» Text provided:
================================

The Telephone Patent Conspiracy of 1876.
Evenson infers that the confusion over this issue stems from the fact that whoever delivered Bell’s patent apparently insisted that it be immediately logged into the cash blotter and hand-delivered directly to the patent examiner in his office. We know this from correspondence between Bell’s lawyers and Ellis Spear, who was the acting commissioner of the Patent Office at the time. The unusual hand delivery within the office accounts for the fact that, even though the documents were technically filed on the same day, the patent examiner in the case—a man named Zenas Wilber—received Bell’s patent personally in his office on February 14 but did not receive Gray’s caveat until the following day. But the available facts indicate strongly that Gray’s claim arrived at the Patent Office several hours
before
Bell’s, despite the oft-repeated story to the contrary.

The most important thing to note about the entire issue is this:
normally, it would make no difference whose claim was filed first.
At the time, the U.S. patent system was legally bound to issue patents to those who were the first to
invent,
not the first to
file.

================================

A data block
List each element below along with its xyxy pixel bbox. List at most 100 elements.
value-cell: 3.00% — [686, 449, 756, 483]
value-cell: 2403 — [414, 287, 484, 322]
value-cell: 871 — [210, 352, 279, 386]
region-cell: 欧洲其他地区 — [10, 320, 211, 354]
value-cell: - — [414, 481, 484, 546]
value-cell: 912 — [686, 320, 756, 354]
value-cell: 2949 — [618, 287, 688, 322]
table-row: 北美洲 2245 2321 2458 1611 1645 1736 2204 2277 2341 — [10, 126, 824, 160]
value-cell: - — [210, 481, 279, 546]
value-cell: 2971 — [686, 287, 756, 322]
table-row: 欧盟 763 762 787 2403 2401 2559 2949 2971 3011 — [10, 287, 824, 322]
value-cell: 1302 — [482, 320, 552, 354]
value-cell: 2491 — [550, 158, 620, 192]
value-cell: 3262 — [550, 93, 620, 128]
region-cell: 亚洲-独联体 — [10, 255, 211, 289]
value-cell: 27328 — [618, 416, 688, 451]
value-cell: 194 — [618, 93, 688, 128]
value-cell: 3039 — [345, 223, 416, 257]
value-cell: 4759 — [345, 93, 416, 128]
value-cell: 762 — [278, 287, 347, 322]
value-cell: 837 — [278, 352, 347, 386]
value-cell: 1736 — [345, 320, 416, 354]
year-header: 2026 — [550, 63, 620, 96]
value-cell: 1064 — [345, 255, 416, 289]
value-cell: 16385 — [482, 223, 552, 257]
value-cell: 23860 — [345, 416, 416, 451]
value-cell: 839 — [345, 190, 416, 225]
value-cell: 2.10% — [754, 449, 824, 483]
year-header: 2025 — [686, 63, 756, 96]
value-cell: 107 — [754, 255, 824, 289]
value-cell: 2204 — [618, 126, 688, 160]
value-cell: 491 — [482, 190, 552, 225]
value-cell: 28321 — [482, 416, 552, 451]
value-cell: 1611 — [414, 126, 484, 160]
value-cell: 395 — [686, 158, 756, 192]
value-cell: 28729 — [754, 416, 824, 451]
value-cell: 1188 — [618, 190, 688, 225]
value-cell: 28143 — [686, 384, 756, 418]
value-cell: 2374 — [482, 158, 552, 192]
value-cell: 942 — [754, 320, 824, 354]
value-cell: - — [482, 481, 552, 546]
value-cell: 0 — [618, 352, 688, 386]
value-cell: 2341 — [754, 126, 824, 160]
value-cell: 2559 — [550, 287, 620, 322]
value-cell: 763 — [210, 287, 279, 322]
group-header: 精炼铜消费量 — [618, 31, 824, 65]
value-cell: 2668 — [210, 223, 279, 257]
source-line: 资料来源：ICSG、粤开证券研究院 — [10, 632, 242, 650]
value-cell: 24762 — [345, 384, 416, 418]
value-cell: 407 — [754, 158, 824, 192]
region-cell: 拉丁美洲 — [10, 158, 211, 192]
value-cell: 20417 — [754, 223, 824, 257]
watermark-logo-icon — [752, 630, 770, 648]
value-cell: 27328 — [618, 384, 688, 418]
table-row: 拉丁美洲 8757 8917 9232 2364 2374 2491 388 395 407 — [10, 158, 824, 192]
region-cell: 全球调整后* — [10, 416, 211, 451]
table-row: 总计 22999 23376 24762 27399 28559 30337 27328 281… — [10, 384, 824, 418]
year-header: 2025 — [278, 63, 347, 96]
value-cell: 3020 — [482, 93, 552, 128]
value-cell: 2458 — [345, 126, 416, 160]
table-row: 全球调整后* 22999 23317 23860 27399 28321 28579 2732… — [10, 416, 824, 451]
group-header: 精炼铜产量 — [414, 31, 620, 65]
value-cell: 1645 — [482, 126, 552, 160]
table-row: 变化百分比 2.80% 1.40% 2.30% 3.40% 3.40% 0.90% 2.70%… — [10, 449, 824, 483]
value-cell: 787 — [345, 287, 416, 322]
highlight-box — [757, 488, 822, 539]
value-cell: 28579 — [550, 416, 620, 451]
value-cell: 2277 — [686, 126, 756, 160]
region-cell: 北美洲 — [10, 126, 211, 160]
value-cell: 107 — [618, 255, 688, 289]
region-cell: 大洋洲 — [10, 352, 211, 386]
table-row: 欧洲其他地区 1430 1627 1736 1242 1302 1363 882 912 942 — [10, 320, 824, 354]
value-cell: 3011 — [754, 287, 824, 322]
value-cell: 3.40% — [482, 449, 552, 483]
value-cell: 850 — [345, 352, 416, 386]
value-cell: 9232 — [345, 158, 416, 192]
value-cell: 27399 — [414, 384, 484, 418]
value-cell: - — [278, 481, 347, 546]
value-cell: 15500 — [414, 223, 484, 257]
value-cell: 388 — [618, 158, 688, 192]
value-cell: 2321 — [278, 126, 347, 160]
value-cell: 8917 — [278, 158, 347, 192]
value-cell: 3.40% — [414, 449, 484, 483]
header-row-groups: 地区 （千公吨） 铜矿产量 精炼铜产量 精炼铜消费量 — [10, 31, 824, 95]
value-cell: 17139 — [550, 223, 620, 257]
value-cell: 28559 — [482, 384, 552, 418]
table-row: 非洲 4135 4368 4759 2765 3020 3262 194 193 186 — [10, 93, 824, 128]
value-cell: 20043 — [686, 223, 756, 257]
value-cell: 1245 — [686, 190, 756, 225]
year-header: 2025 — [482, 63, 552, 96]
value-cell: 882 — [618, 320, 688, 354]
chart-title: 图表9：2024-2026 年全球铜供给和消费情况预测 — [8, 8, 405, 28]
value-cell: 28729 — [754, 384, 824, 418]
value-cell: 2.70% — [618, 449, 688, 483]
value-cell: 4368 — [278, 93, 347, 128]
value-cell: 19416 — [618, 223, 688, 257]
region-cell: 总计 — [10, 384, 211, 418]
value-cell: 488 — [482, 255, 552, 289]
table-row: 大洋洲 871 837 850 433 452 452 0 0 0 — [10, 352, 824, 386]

================================

» Objective:
Reproduce the full passage about the 1876 telephone patent, word for word. These rows were taken from a separate source.

» Worked solution:
The Telephone Patent Conspiracy of 1876.
Evenson infers that the confusion over this issue stems from the fact that whoever delivered Bell’s patent apparently insisted that it be immediately logged into the cash blotter and hand-delivered directly to the patent examiner in his office. We know this from correspondence between Bell’s lawyers and Ellis Spear, who was the acting commissioner of the Patent Office at the time. The unusual hand delivery within the office accounts for the fact that, even though the documents were technically filed on the same day, the patent examiner in the case—a man named Zenas Wilber—received Bell’s patent personally in his office on February 14 but did not receive Gray’s caveat until the following day. But the available facts indicate strongly that Gray’s claim arrived at the Patent Office several hours
before
Bell’s, despite the oft-repeated story to the contrary.

The most important thing to note about the entire issue is this:
normally, it would make no difference whose claim was filed first.
At the time, the U.S. patent system was legally bound to issue patents to those who were the first to
invent,
not the first to
file.